--- The input ---

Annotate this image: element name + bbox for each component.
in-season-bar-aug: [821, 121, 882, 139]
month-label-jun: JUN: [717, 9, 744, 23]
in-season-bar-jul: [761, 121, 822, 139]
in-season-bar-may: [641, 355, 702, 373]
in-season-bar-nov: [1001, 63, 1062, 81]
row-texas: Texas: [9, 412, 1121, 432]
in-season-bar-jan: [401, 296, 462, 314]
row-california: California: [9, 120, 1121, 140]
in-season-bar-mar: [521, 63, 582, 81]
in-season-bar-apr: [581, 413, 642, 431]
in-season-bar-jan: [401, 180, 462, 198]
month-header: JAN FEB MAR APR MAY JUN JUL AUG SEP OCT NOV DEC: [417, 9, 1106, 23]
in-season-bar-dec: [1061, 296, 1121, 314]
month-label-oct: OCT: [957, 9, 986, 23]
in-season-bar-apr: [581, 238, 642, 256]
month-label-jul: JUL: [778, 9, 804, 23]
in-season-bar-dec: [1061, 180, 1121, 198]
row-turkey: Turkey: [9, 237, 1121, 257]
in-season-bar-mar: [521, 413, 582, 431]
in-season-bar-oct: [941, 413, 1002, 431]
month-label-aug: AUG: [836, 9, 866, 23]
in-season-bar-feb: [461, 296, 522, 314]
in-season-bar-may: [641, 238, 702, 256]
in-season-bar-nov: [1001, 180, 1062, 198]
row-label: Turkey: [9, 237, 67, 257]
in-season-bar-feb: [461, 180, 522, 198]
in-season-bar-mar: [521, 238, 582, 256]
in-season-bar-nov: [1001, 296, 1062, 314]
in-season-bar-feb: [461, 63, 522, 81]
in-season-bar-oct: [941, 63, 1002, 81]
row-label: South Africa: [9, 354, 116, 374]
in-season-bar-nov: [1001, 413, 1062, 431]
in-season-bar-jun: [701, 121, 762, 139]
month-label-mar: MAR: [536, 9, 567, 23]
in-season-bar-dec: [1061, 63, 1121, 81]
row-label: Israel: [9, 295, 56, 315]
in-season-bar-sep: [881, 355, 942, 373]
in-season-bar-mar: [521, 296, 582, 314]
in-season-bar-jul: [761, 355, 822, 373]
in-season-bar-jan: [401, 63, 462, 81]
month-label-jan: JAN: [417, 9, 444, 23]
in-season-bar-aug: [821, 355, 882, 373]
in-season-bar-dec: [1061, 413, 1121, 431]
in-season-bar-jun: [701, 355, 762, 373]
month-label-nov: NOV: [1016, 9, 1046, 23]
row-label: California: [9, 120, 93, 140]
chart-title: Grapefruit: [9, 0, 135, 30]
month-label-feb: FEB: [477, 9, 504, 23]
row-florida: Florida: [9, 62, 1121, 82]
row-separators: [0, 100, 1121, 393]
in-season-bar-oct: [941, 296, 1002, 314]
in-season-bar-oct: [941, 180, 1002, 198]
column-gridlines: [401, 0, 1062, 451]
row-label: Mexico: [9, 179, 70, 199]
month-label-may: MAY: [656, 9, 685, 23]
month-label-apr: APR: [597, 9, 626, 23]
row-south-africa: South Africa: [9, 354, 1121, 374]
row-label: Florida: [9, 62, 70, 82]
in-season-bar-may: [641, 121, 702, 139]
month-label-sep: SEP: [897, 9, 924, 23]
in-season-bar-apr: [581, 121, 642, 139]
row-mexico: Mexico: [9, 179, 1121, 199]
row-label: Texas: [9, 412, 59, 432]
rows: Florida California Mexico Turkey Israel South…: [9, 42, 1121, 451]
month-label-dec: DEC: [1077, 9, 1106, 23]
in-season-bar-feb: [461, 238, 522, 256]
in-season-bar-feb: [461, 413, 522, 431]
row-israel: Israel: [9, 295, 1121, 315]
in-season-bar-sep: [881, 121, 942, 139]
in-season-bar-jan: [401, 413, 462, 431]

--- What the exercise asks ---
Repeat the lines of the listing exactly, starting from its beginning and going on through the line with "in-season-bar-may: [641, 355, 702, 373]".

--- Exercise solution ---
Annotate this image: element name + bbox for each component.
in-season-bar-aug: [821, 121, 882, 139]
month-label-jun: JUN: [717, 9, 744, 23]
in-season-bar-jul: [761, 121, 822, 139]
in-season-bar-may: [641, 355, 702, 373]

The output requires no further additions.